TASK TO CARRY OUT.
Single out each line with the word "this" and copy it.
##### EXTRACTED DATA #####
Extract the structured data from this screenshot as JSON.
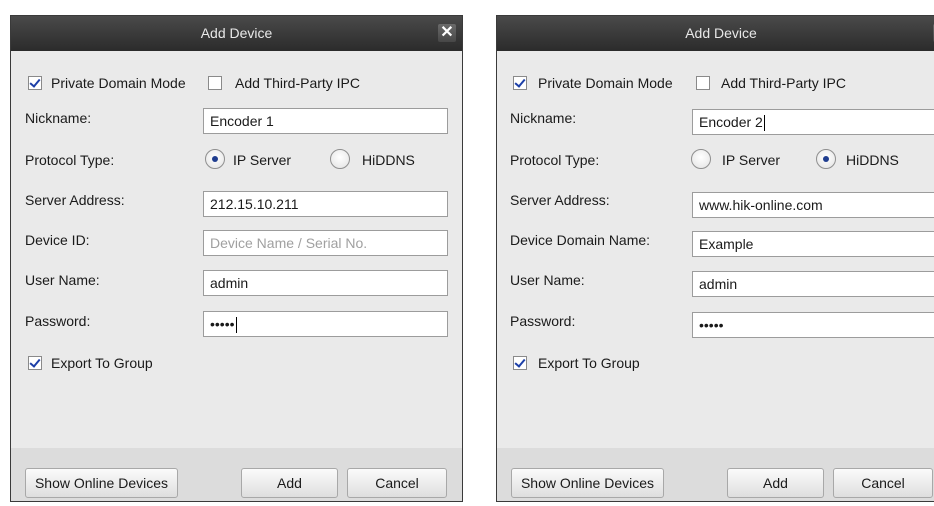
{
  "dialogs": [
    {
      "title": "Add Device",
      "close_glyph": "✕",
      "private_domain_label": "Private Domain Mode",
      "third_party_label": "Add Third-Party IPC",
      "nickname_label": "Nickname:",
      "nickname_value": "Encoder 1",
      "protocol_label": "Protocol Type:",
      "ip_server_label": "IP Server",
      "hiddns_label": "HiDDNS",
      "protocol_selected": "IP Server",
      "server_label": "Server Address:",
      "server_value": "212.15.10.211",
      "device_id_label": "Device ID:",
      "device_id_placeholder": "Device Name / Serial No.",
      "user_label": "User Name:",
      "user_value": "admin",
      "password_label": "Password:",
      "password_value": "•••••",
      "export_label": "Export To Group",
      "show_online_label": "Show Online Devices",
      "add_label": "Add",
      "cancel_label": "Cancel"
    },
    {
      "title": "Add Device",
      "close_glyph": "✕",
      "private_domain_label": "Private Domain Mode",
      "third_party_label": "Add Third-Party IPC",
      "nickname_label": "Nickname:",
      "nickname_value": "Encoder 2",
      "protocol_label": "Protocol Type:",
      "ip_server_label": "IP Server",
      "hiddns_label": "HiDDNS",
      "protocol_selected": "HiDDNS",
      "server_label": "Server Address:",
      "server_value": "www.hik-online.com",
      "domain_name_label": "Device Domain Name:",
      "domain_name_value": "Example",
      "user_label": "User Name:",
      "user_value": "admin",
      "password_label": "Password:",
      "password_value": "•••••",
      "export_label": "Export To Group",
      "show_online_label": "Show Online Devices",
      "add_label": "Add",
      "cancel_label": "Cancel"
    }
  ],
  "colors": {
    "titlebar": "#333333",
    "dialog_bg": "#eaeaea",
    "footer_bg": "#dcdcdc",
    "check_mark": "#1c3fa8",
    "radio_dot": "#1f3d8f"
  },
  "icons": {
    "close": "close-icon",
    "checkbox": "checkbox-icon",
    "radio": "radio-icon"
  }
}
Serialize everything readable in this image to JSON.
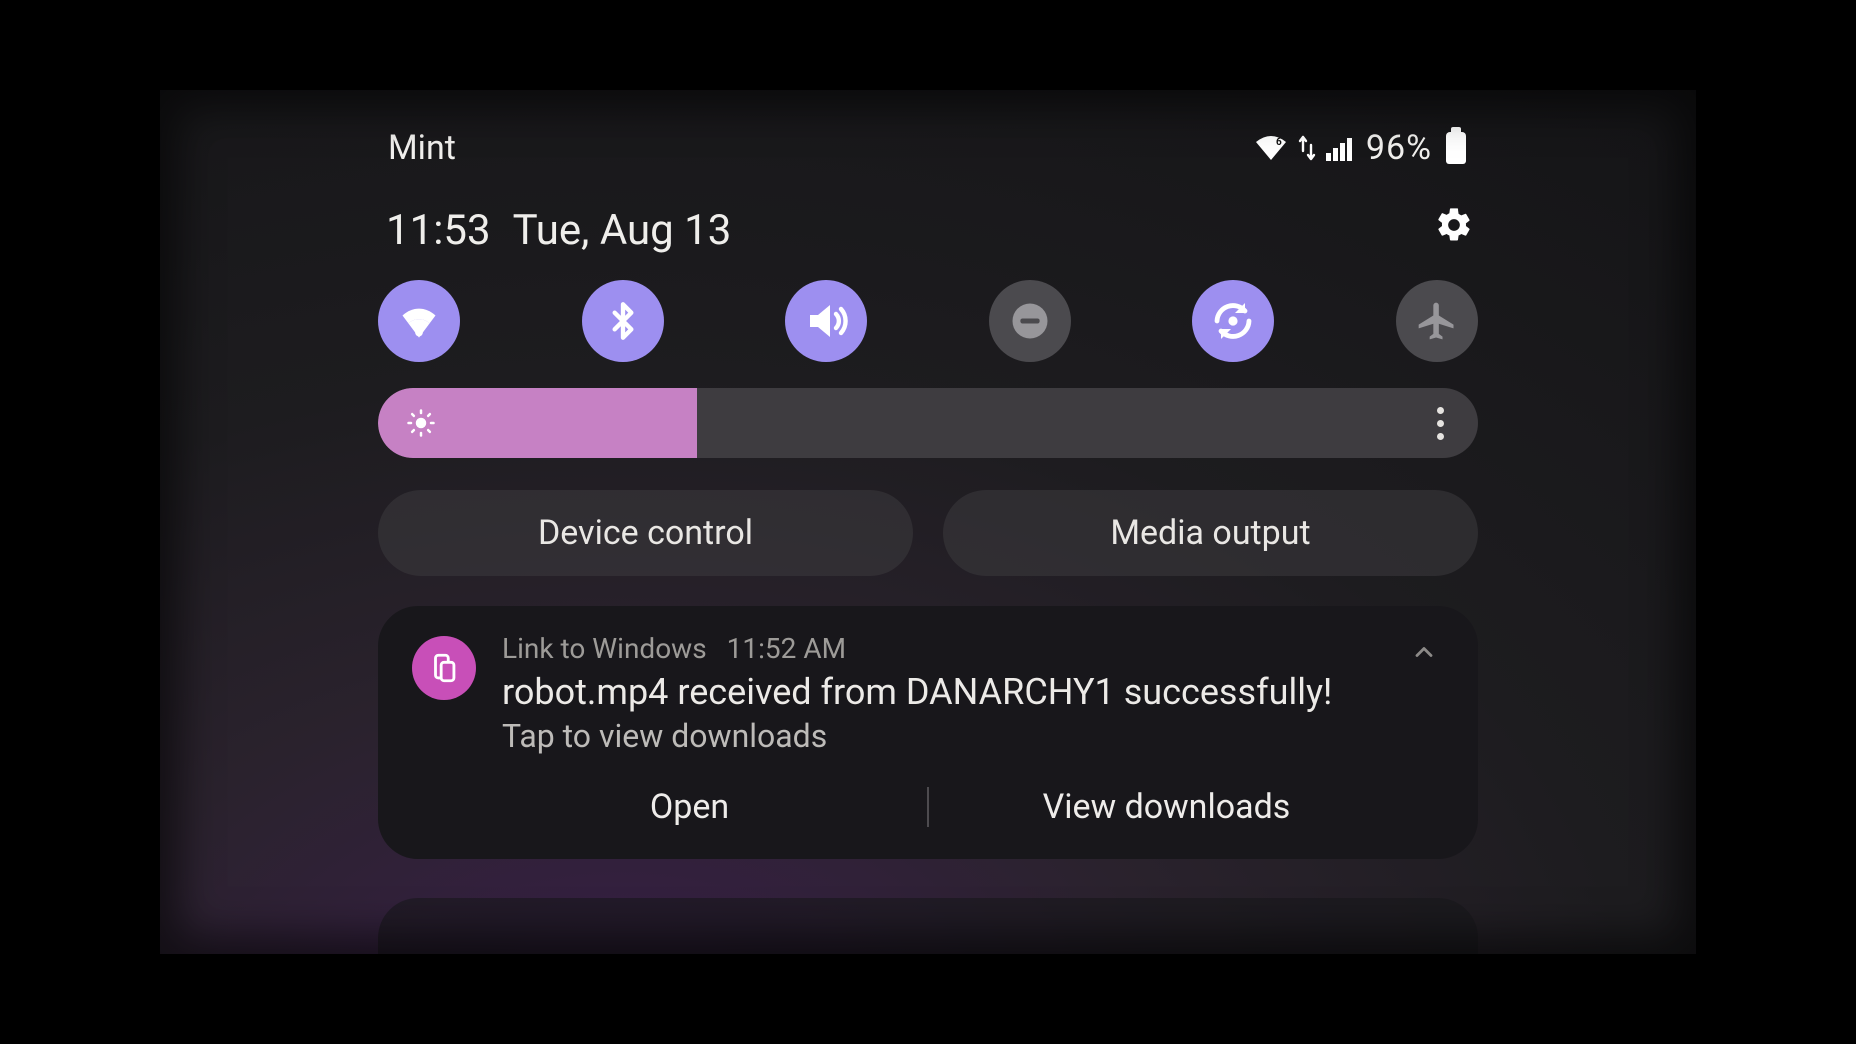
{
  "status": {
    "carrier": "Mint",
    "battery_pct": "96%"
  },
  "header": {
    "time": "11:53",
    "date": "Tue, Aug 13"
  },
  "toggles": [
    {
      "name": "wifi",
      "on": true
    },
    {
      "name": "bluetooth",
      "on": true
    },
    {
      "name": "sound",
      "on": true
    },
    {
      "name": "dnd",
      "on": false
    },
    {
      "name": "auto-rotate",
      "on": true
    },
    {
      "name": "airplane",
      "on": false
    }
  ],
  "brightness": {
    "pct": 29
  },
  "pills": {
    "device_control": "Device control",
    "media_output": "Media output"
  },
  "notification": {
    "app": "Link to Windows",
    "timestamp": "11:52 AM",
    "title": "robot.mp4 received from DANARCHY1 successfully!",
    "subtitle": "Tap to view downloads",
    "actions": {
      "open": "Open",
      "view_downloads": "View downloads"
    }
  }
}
#####
CORRECT RESPONSE.
Extract the structured data from this screenshot as JSON.
Serialize everything readable in this image to JSON.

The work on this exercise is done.